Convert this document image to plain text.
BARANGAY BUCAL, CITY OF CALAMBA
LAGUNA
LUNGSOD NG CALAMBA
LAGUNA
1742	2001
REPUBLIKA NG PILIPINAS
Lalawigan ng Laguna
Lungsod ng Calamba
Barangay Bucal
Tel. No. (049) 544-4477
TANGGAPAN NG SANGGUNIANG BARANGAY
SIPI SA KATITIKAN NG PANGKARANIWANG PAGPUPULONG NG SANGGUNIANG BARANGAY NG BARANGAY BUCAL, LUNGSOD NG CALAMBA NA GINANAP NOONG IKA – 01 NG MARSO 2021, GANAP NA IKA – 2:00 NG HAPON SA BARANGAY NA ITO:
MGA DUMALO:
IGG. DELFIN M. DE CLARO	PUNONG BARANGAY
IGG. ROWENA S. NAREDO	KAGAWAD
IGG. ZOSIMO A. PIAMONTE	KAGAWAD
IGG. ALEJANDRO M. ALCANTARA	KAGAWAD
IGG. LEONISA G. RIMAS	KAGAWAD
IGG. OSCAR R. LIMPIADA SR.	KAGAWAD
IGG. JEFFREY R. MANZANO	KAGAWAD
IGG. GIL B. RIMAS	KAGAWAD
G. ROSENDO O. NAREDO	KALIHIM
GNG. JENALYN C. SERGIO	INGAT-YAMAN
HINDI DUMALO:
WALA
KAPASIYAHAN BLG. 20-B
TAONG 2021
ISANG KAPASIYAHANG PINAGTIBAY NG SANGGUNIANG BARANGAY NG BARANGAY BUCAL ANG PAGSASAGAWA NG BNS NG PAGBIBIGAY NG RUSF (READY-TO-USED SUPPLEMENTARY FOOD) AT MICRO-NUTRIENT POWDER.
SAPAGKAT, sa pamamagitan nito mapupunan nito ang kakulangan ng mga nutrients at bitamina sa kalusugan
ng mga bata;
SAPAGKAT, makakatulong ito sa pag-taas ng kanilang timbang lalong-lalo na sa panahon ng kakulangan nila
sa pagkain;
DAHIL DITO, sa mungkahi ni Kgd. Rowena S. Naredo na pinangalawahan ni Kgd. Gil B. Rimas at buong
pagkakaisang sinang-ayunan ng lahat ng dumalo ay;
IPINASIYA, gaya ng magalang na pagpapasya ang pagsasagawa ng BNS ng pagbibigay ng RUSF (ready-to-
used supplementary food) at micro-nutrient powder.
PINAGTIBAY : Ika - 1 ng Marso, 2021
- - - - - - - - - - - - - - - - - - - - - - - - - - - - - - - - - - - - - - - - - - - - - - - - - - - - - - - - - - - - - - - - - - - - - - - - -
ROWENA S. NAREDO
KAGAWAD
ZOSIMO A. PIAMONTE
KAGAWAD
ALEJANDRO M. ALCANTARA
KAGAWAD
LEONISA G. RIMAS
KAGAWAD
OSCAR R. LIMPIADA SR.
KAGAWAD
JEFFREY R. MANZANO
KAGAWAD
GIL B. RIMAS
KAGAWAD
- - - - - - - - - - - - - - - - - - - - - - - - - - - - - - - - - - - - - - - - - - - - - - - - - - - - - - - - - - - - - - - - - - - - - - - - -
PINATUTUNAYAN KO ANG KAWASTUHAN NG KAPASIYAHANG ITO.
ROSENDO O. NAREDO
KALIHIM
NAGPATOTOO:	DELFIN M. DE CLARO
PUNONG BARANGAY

###

• [SET EXERCISE] Make a verbatim copy of every entry shown above.

• [TASK ANSWER]
Convert this document image to plain text.
BARANGAY BUCAL, CITY OF CALAMBA
LAGUNA
LUNGSOD NG CALAMBA
LAGUNA
1742	2001
REPUBLIKA NG PILIPINAS
Lalawigan ng Laguna
Lungsod ng Calamba
Barangay Bucal
Tel. No. (049) 544-4477
TANGGAPAN NG SANGGUNIANG BARANGAY
SIPI SA KATITIKAN NG PANGKARANIWANG PAGPUPULONG NG SANGGUNIANG BARANGAY NG BARANGAY BUCAL, LUNGSOD NG CALAMBA NA GINANAP NOONG IKA – 01 NG MARSO 2021, GANAP NA IKA – 2:00 NG HAPON SA BARANGAY NA ITO:
MGA DUMALO:
IGG. DELFIN M. DE CLARO	PUNONG BARANGAY
IGG. ROWENA S. NAREDO	KAGAWAD
IGG. ZOSIMO A. PIAMONTE	KAGAWAD
IGG. ALEJANDRO M. ALCANTARA	KAGAWAD
IGG. LEONISA G. RIMAS	KAGAWAD
IGG. OSCAR R. LIMPIADA SR.	KAGAWAD
IGG. JEFFREY R. MANZANO	KAGAWAD
IGG. GIL B. RIMAS	KAGAWAD
G. ROSENDO O. NAREDO	KALIHIM
GNG. JENALYN C. SERGIO	INGAT-YAMAN
HINDI DUMALO:
WALA
KAPASIYAHAN BLG. 20-B
TAONG 2021
ISANG KAPASIYAHANG PINAGTIBAY NG SANGGUNIANG BARANGAY NG BARANGAY BUCAL ANG PAGSASAGAWA NG BNS NG PAGBIBIGAY NG RUSF (READY-TO-USED SUPPLEMENTARY FOOD) AT MICRO-NUTRIENT POWDER.
SAPAGKAT, sa pamamagitan nito mapupunan nito ang kakulangan ng mga nutrients at bitamina sa kalusugan
ng mga bata;
SAPAGKAT, makakatulong ito sa pag-taas ng kanilang timbang lalong-lalo na sa panahon ng kakulangan nila
sa pagkain;
DAHIL DITO, sa mungkahi ni Kgd. Rowena S. Naredo na pinangalawahan ni Kgd. Gil B. Rimas at buong
pagkakaisang sinang-ayunan ng lahat ng dumalo ay;
IPINASIYA, gaya ng magalang na pagpapasya ang pagsasagawa ng BNS ng pagbibigay ng RUSF (ready-to-
used supplementary food) at micro-nutrient powder.
PINAGTIBAY : Ika - 1 ng Marso, 2021
- - - - - - - - - - - - - - - - - - - - - - - - - - - - - - - - - - - - - - - - - - - - - - - - - - - - - - - - - - - - - - - - - - - - - - - - -
ROWENA S. NAREDO
KAGAWAD
ZOSIMO A. PIAMONTE
KAGAWAD
ALEJANDRO M. ALCANTARA
KAGAWAD
LEONISA G. RIMAS
KAGAWAD
OSCAR R. LIMPIADA SR.
KAGAWAD
JEFFREY R. MANZANO
KAGAWAD
GIL B. RIMAS
KAGAWAD
- - - - - - - - - - - - - - - - - - - - - - - - - - - - - - - - - - - - - - - - - - - - - - - - - - - - - - - - - - - - - - - - - - - - - - - - -
PINATUTUNAYAN KO ANG KAWASTUHAN NG KAPASIYAHANG ITO.
ROSENDO O. NAREDO
KALIHIM
NAGPATOTOO:	DELFIN M. DE CLARO
PUNONG BARANGAY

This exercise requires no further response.